▶ _WRITTEN TASK_:
Pictures should be excluded; otherwise, copy every entry exactly.

▶ _PROVIDED DATA_:
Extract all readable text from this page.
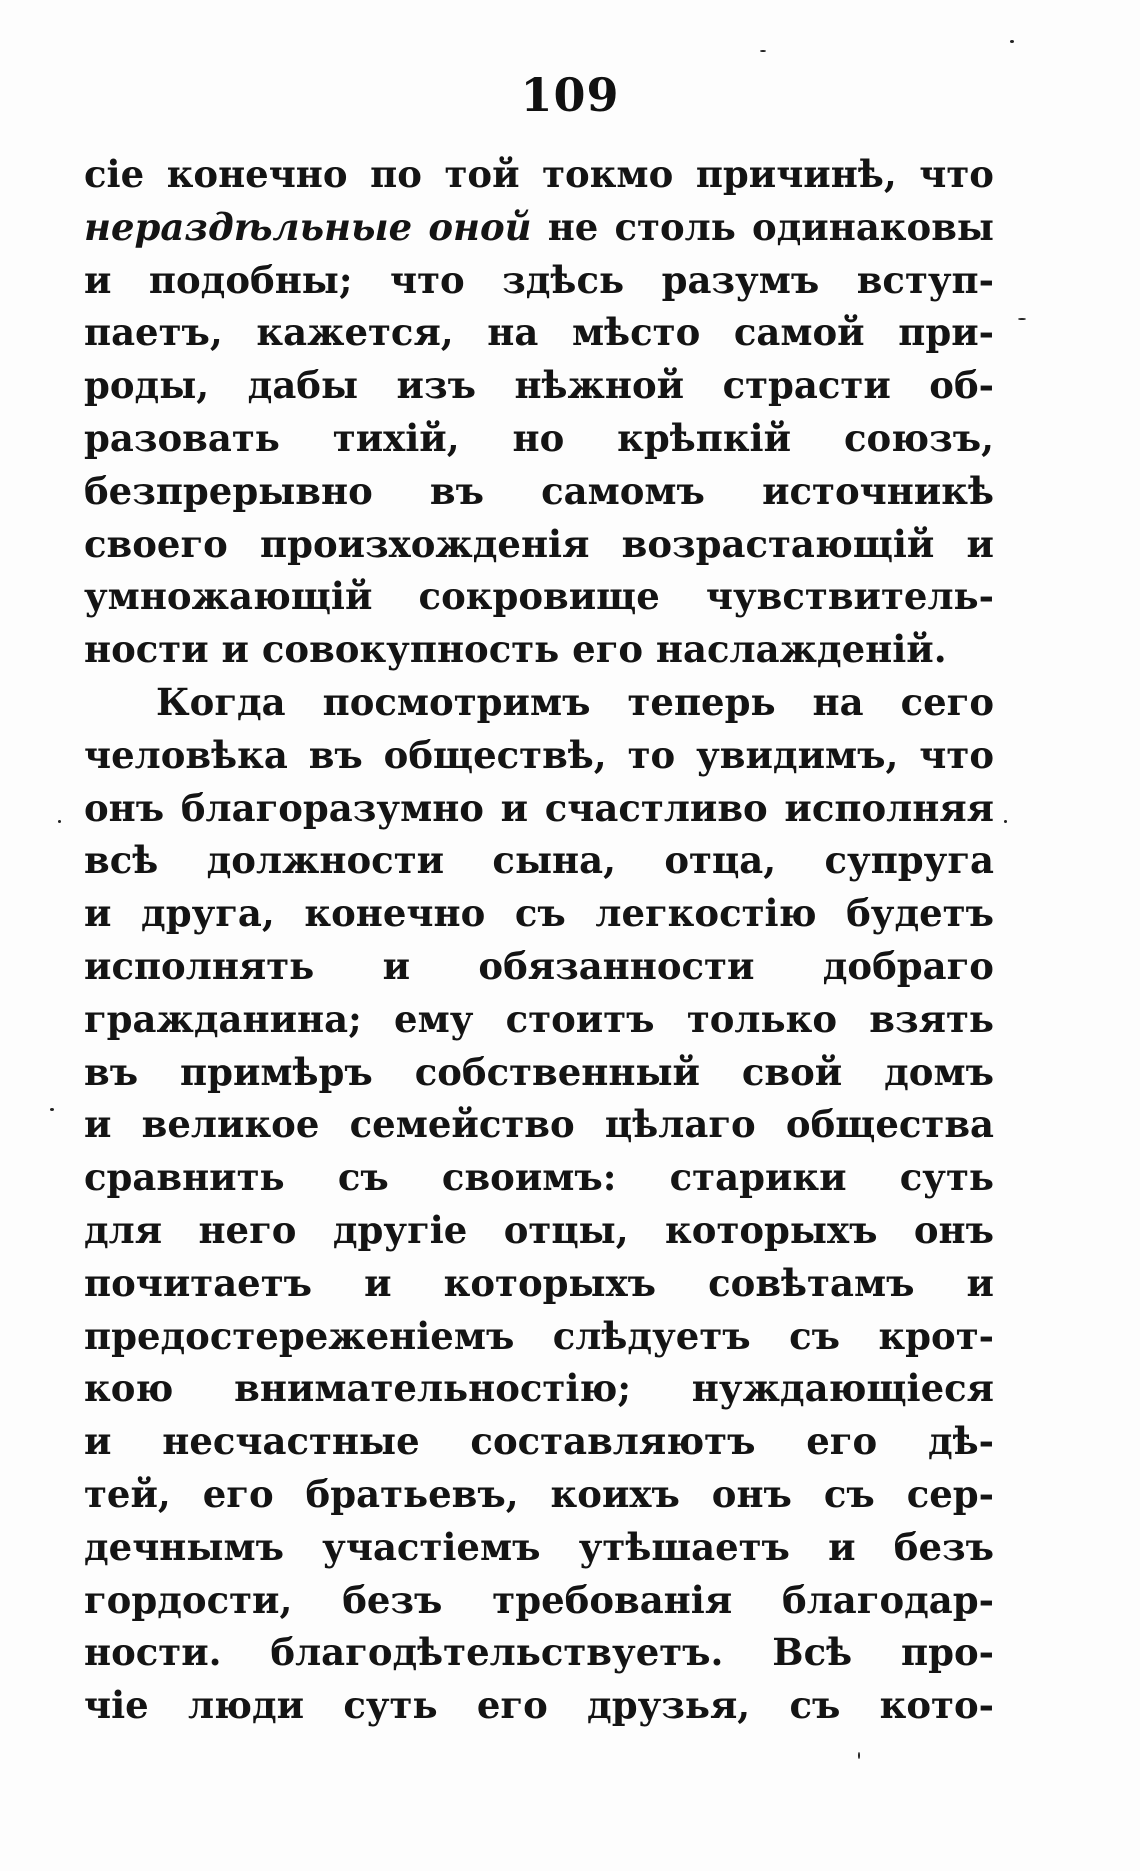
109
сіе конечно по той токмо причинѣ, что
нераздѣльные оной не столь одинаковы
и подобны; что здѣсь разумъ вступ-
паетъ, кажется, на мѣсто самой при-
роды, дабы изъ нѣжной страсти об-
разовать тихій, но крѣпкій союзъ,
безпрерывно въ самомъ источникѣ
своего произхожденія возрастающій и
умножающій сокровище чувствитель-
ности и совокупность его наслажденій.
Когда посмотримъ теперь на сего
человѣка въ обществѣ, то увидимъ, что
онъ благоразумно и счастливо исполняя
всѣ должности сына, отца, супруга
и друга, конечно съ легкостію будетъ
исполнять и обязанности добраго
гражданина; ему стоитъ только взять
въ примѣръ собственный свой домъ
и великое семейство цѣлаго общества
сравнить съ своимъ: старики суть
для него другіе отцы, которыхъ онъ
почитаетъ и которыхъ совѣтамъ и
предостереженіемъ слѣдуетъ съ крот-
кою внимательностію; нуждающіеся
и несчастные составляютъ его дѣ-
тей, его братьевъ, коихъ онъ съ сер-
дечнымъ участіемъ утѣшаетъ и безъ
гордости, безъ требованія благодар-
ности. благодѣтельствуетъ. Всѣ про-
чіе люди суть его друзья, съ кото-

▶ _ANSWER FOR THE TASK_:
Extract all readable text from this page.
109
сіе конечно по той токмо причинѣ, что
нераздѣльные оной не столь одинаковы
и подобны; что здѣсь разумъ вступ-
паетъ, кажется, на мѣсто самой при-
роды, дабы изъ нѣжной страсти об-
разовать тихій, но крѣпкій союзъ,
безпрерывно въ самомъ источникѣ
своего произхожденія возрастающій и
умножающій сокровище чувствитель-
ности и совокупность его наслажденій.
Когда посмотримъ теперь на сего
человѣка въ обществѣ, то увидимъ, что
онъ благоразумно и счастливо исполняя
всѣ должности сына, отца, супруга
и друга, конечно съ легкостію будетъ
исполнять и обязанности добраго
гражданина; ему стоитъ только взять
въ примѣръ собственный свой домъ
и великое семейство цѣлаго общества
сравнить съ своимъ: старики суть
для него другіе отцы, которыхъ онъ
почитаетъ и которыхъ совѣтамъ и
предостереженіемъ слѣдуетъ съ крот-
кою внимательностію; нуждающіеся
и несчастные составляютъ его дѣ-
тей, его братьевъ, коихъ онъ съ сер-
дечнымъ участіемъ утѣшаетъ и безъ
гордости, безъ требованія благодар-
ности. благодѣтельствуетъ. Всѣ про-
чіе люди суть его друзья, съ кото-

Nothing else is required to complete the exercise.